--- START OF GIVEN RECORDS ---

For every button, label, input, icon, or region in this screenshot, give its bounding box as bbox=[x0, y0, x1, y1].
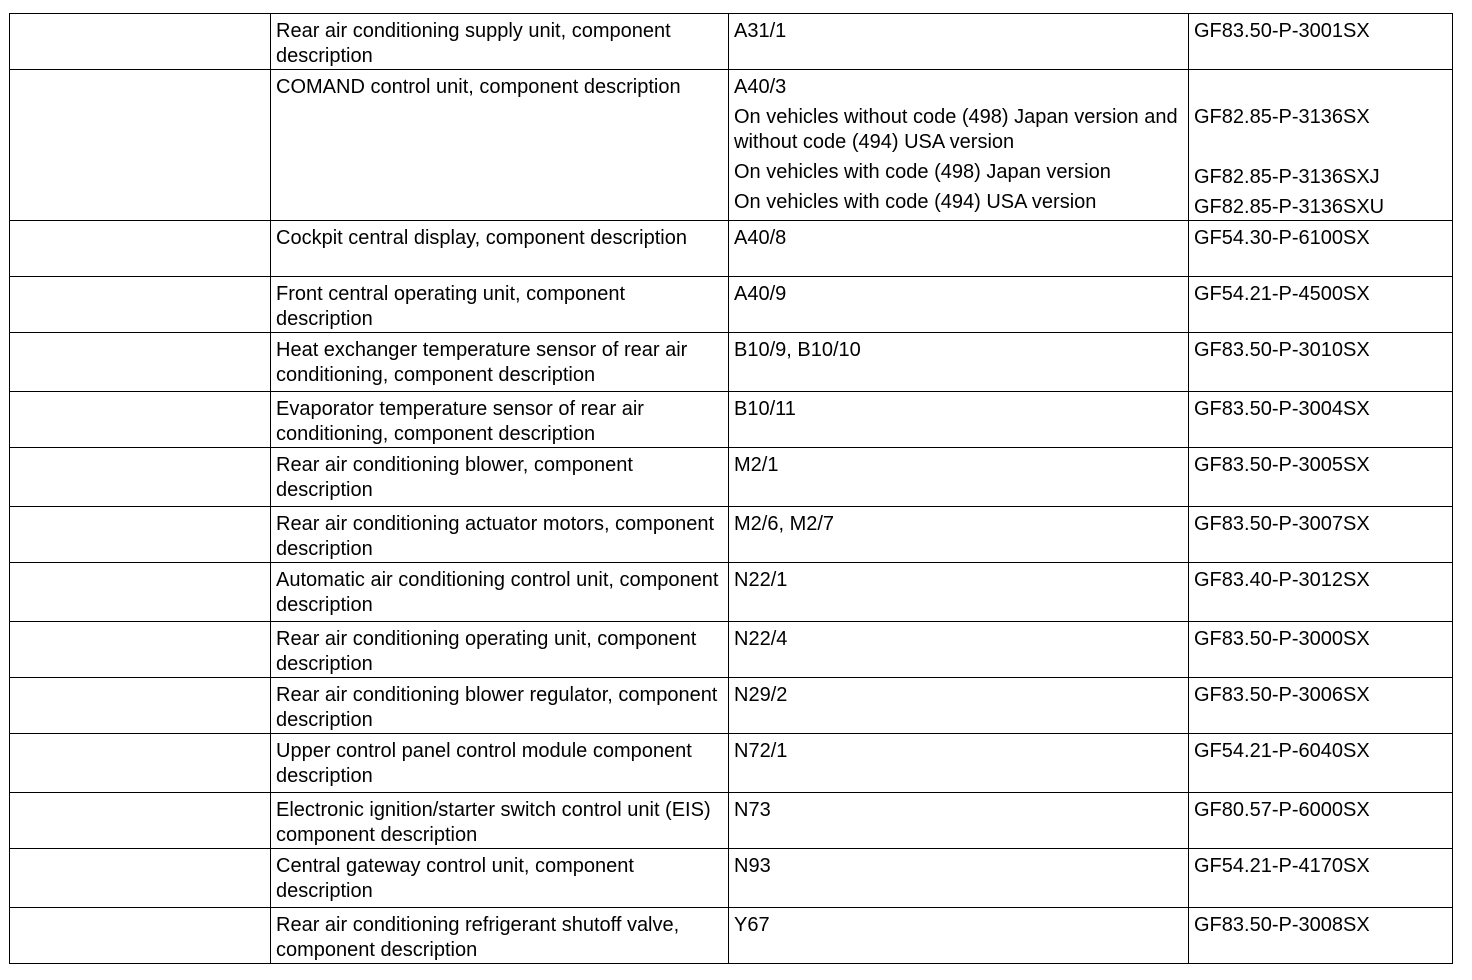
doc-ref-cell: GF83.40-P-3012SX bbox=[1189, 563, 1453, 622]
table-row bbox=[10, 277, 1453, 333]
blank-cell bbox=[10, 849, 271, 908]
table-row bbox=[10, 678, 1453, 734]
code-value: A40/3 bbox=[734, 76, 787, 98]
blank-cell bbox=[10, 448, 271, 507]
code-cell: Y67 bbox=[729, 908, 1189, 964]
table-row bbox=[10, 793, 1453, 849]
component-cell: Evaporator temperature sensor of rear air conditioning, component description bbox=[271, 392, 729, 448]
component-reference-table bbox=[9, 13, 1453, 964]
variant-condition: On vehicles with code (494) USA version bbox=[734, 191, 1097, 213]
blank-cell bbox=[10, 908, 271, 964]
component-cell: Rear air conditioning supply unit, component description bbox=[271, 14, 729, 70]
doc-ref-cell: GF54.21-P-4500SX bbox=[1189, 277, 1453, 333]
doc-ref-cell: GF80.57-P-6000SX bbox=[1189, 793, 1453, 849]
component-cell: Upper control panel control module component description bbox=[271, 734, 729, 793]
doc-ref-cell: GF83.50-P-3000SX bbox=[1189, 622, 1453, 678]
doc-ref-cell: GF54.30-P-6100SX bbox=[1189, 221, 1453, 277]
blank-cell bbox=[10, 678, 271, 734]
component-cell: Central gateway control unit, component description bbox=[271, 849, 729, 908]
component-cell: COMAND control unit, component description bbox=[271, 70, 729, 221]
component-cell: Rear air conditioning blower, component description bbox=[271, 448, 729, 507]
table-row bbox=[10, 563, 1453, 622]
code-cell: A40/8 bbox=[729, 221, 1189, 277]
blank-cell bbox=[10, 221, 271, 277]
component-cell: Rear air conditioning operating unit, component description bbox=[271, 622, 729, 678]
code-cell: N93 bbox=[729, 849, 1189, 908]
blank-cell bbox=[10, 70, 271, 221]
doc-ref-cell bbox=[1189, 70, 1453, 221]
code-cell: N22/4 bbox=[729, 622, 1189, 678]
doc-ref-cell: GF83.50-P-3010SX bbox=[1189, 333, 1453, 392]
variant-doc-ref: GF82.85-P-3136SXU bbox=[1194, 196, 1385, 218]
table-row bbox=[10, 14, 1453, 70]
doc-ref-cell: GF83.50-P-3001SX bbox=[1189, 14, 1453, 70]
code-cell: A31/1 bbox=[729, 14, 1189, 70]
table-row bbox=[10, 622, 1453, 678]
component-cell: Rear air conditioning blower regulator, component description bbox=[271, 678, 729, 734]
table-row bbox=[10, 507, 1453, 563]
table-row bbox=[10, 221, 1453, 277]
doc-ref-cell: GF83.50-P-3008SX bbox=[1189, 908, 1453, 964]
doc-ref-cell: GF83.50-P-3007SX bbox=[1189, 507, 1453, 563]
component-cell: Heat exchanger temperature sensor of rear air conditioning, component description bbox=[271, 333, 729, 392]
blank-cell bbox=[10, 333, 271, 392]
code-cell: M2/1 bbox=[729, 448, 1189, 507]
code-cell: A40/9 bbox=[729, 277, 1189, 333]
component-cell: Automatic air conditioning control unit, component description bbox=[271, 563, 729, 622]
table-row bbox=[10, 734, 1453, 793]
blank-cell bbox=[10, 563, 271, 622]
variant-condition: On vehicles without code (498) Japan version and without code (494) USA version bbox=[734, 106, 1178, 153]
blank-cell bbox=[10, 622, 271, 678]
component-cell: Electronic ignition/starter switch control unit (EIS) component description bbox=[271, 793, 729, 849]
blank-cell bbox=[10, 793, 271, 849]
code-cell: N72/1 bbox=[729, 734, 1189, 793]
doc-ref-cell: GF54.21-P-6040SX bbox=[1189, 734, 1453, 793]
blank-cell bbox=[10, 392, 271, 448]
code-cell: N29/2 bbox=[729, 678, 1189, 734]
code-cell: M2/6, M2/7 bbox=[729, 507, 1189, 563]
doc-ref-cell: GF83.50-P-3005SX bbox=[1189, 448, 1453, 507]
blank-cell bbox=[10, 507, 271, 563]
component-cell: Cockpit central display, component description bbox=[271, 221, 729, 277]
variant-doc-ref: GF82.85-P-3136SXJ bbox=[1194, 166, 1380, 188]
code-cell: N73 bbox=[729, 793, 1189, 849]
code-cell: B10/9, B10/10 bbox=[729, 333, 1189, 392]
table-row bbox=[10, 849, 1453, 908]
blank-cell bbox=[10, 734, 271, 793]
blank-cell bbox=[10, 277, 271, 333]
table-row bbox=[10, 70, 1453, 221]
component-cell: Rear air conditioning refrigerant shutoff valve, component description bbox=[271, 908, 729, 964]
table-row bbox=[10, 908, 1453, 964]
doc-ref-cell: GF83.50-P-3004SX bbox=[1189, 392, 1453, 448]
table-row bbox=[10, 448, 1453, 507]
doc-ref-cell: GF54.21-P-4170SX bbox=[1189, 849, 1453, 908]
blank-cell bbox=[10, 14, 271, 70]
code-cell bbox=[729, 70, 1189, 221]
component-cell: Front central operating unit, component description bbox=[271, 277, 729, 333]
table-row bbox=[10, 392, 1453, 448]
variant-condition: On vehicles with code (498) Japan version bbox=[734, 161, 1111, 183]
code-cell: B10/11 bbox=[729, 392, 1189, 448]
code-cell: N22/1 bbox=[729, 563, 1189, 622]
component-cell: Rear air conditioning actuator motors, component description bbox=[271, 507, 729, 563]
variant-doc-ref: GF82.85-P-3136SX bbox=[1194, 106, 1370, 128]
table-row bbox=[10, 333, 1453, 392]
doc-ref-cell: GF83.50-P-3006SX bbox=[1189, 678, 1453, 734]
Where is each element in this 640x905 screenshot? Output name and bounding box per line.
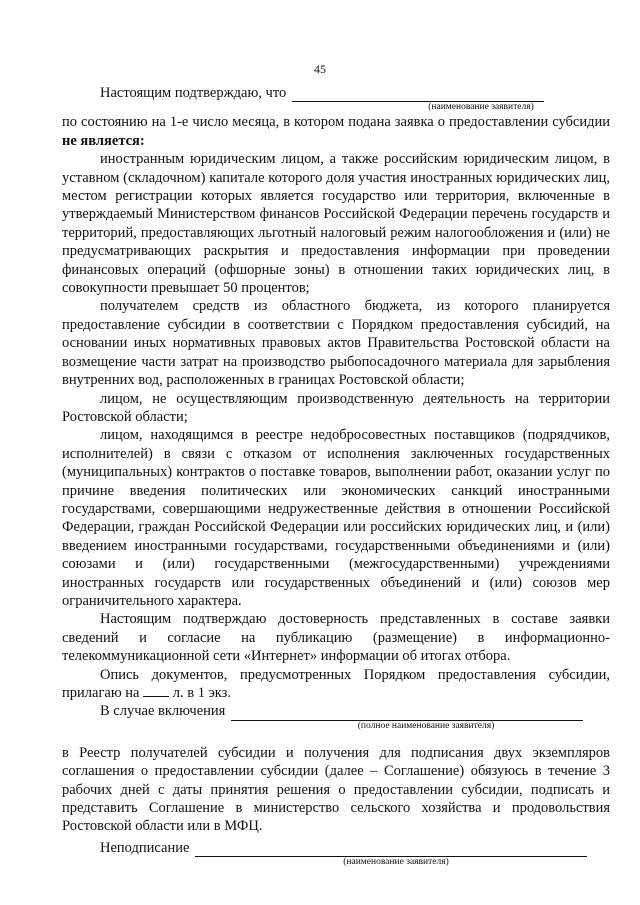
status-text: по состоянию на 1-е число месяца, в котором подана заявка о предоставлении субсидии xyxy=(62,114,610,131)
nonsign-row xyxy=(62,839,610,857)
nonsign-blank xyxy=(195,842,587,857)
inclusion-row xyxy=(62,702,610,720)
offshore-paragraph: иностранным юридическим лицом, а также российским юридическим лицом, в уставном (складочном) капитале которого доля участия иностранных юридических лиц, местом регистрации которых является государство или территория, включенные в утверждаемый Министерством финансов Российской Федерации перечень государств и территорий, предоставляющих льготный налоговый режим налогообложения и (или) не предусматривающих раскрытия и предоставления информации при проведении финансовых операций (офшорные зоны) в отношении таких юридических лиц, в совокупности превышает 50 процентов; xyxy=(62,151,610,297)
registry-paragraph: лицом, находящимся в реестре недобросовестных поставщиков (подрядчиков, исполнителей) в связи с отказом от исполнения заключенных государственных (муниципальных) контрактов о поставке товаров, выполнении работ, оказании услуг по причине введения политических или экономических санкций иностранными государствами, совершающими недружественные действия в отношении Российской Федерации, граждан Российской Федерации или российских юридических лиц, и (или) введением иностранными государствами, государственными объединениями и (или) союзами и (или) государственными (межгосударственными) учреждениями иностранных государств или государственных объединений и (или) союзов мер ограничительного характера. xyxy=(62,427,610,609)
nonsign-text: Неподписание xyxy=(100,839,190,856)
full-name-blank xyxy=(231,706,583,721)
status-paragraph xyxy=(62,113,610,150)
applicant-name-blank xyxy=(292,87,544,102)
inventory-text-end: л. в 1 экз. xyxy=(172,685,231,701)
inventory-text: Опись документов, предусмотренных Порядком предоставления субсидии, прилагаю на xyxy=(62,666,610,701)
recipient-paragraph: получателем средств из областного бюджета, из которого планируется предоставление субсидии в соответствии с Порядком предоставления субсидий, на основании иных нормативных правовых актов Правительства Ростовской области на возмещение части затрат на производство рыбопосадочного материала для зарыбления внутренних вод, расположенных в границах Ростовской области; xyxy=(62,298,610,389)
applicant-name-caption: (наименование заявителя) xyxy=(428,102,534,113)
agreement-paragraph: в Реестр получателей субсидии и получения для подписания двух экземпляров соглашения о предоставлении субсидии (далее – Соглашение) обязуюсь в течение 3 рабочих дней с даты принятия решения о предоставлении субсидии, подписать и представить Соглашение в министерство сельского хозяйства и продовольствия Ростовской области или в МФЦ. xyxy=(62,744,610,835)
document-body xyxy=(62,84,610,868)
consent-paragraph: Настоящим подтверждаю достоверность представленных в составе заявки сведений и согласие на публикацию (размещение) в информационно-телекоммуникационной сети «Интернет» информации об итогах отбора. xyxy=(62,611,610,665)
inclusion-text: В случае включения xyxy=(100,703,226,720)
applicant-name-caption-2: (наименование заявителя) xyxy=(343,857,449,868)
confirm-intro-row xyxy=(62,84,610,102)
full-name-caption: (полное наименование заявителя) xyxy=(357,720,495,731)
inventory-paragraph xyxy=(62,666,610,703)
production-paragraph: лицом, не осуществляющим производственную деятельность на территории Ростовской области; xyxy=(62,390,610,425)
page-number: 45 xyxy=(314,62,326,76)
spacer xyxy=(62,732,610,744)
status-bold-text: не является: xyxy=(62,132,145,149)
confirm-intro-text: Настоящим подтверждаю, что xyxy=(100,85,287,101)
sheet-count-blank xyxy=(143,684,169,697)
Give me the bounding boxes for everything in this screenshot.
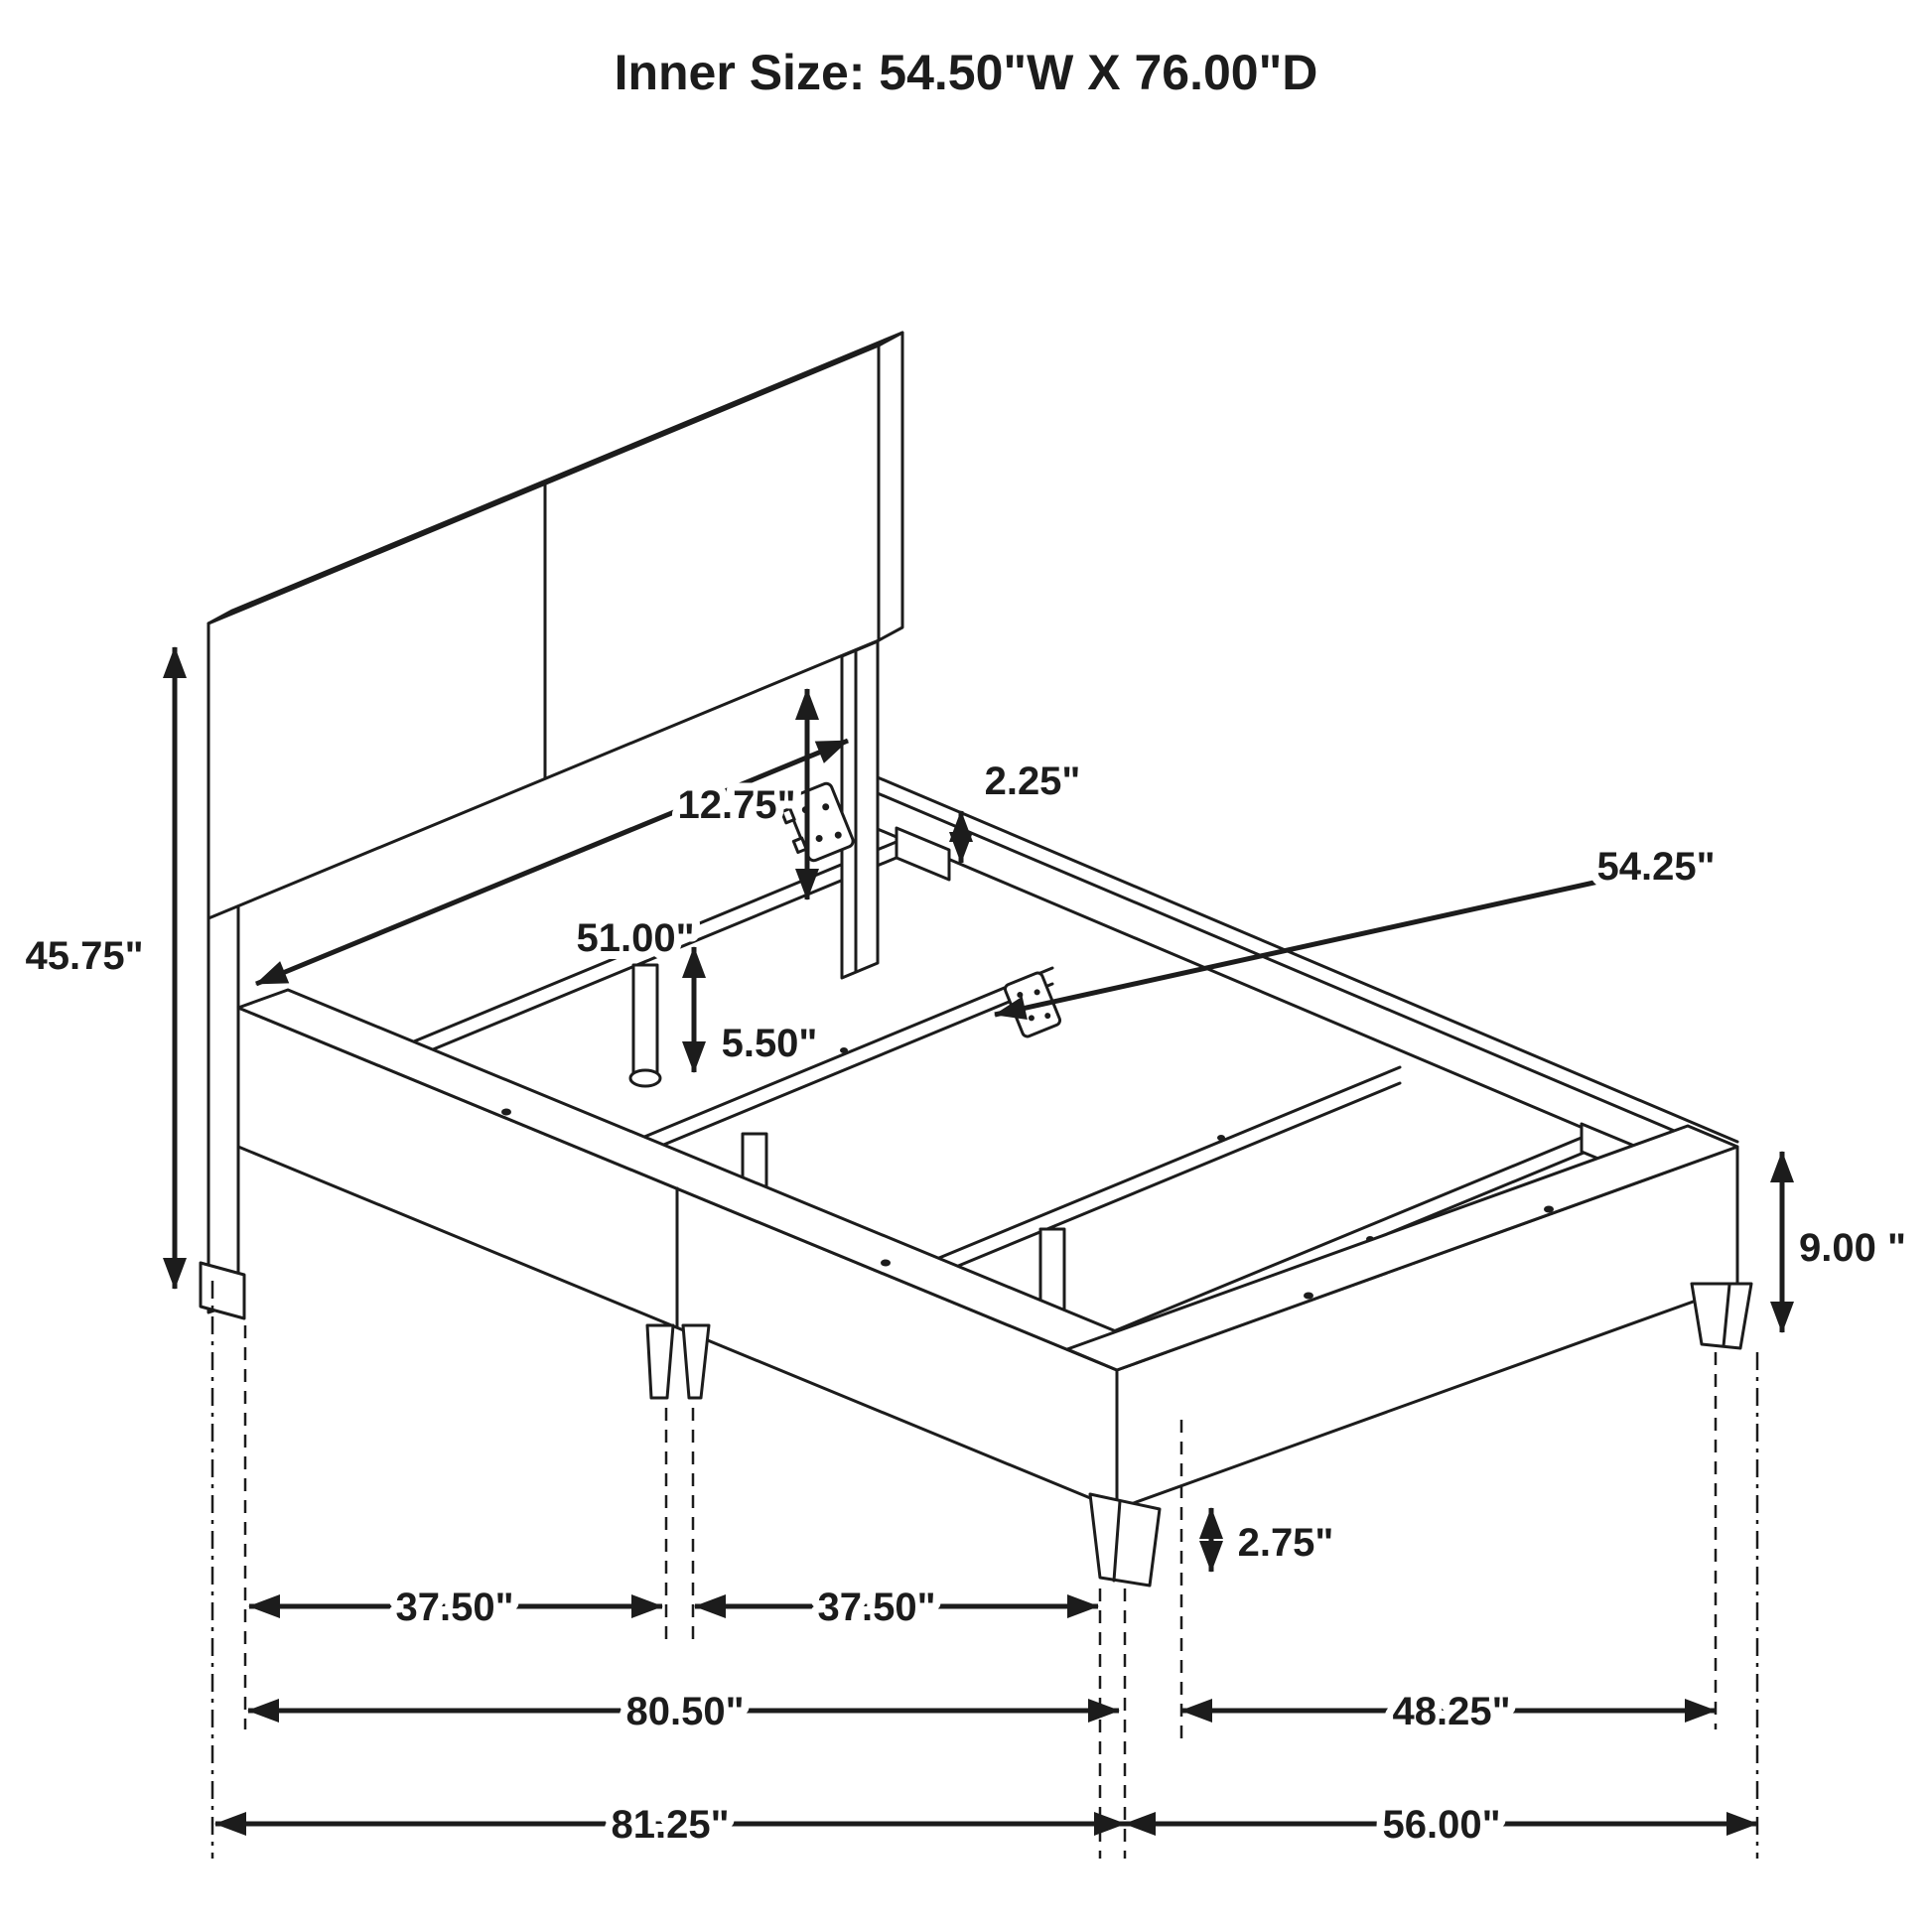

--- END OF GIVEN RECORDS ---

### AIM
Format the data lines above, starting at the line that contains "status-text: по состоянию" and ending at the line that contains "offshore-paragraph: иностранным юридическим", as a JSON list of strings with one string per line and blank lines left out.

### RESULT OF THE TASK
[
  "status-text: по состоянию на 1-е число месяца, в котором подана заявка о предоставлении субсидии xyxy=(62,114,610,131)",
  "nonsign-row xyxy=(62,839,610,857)",
  "nonsign-blank xyxy=(195,842,587,857)",
  "inclusion-row xyxy=(62,702,610,720)",
  "offshore-paragraph: иностранным юридическим лицом, а также российским юридическим лицом, в уставном (складочном) капитале которого доля участия иностранных юридических лиц, местом регистрации которых является государство или территория, включенные в утверждаемый Министерством финансов Российской Федерации перечень государств и территорий, предоставляющих льготный налоговый режим налогообложения и (или) не предусматривающих раскрытия и предоставления информации при проведении финансовых операций (офшорные зоны) в отношении таких юридических лиц, в совокупности превышает 50 процентов; xyxy=(62,151,610,297)"
]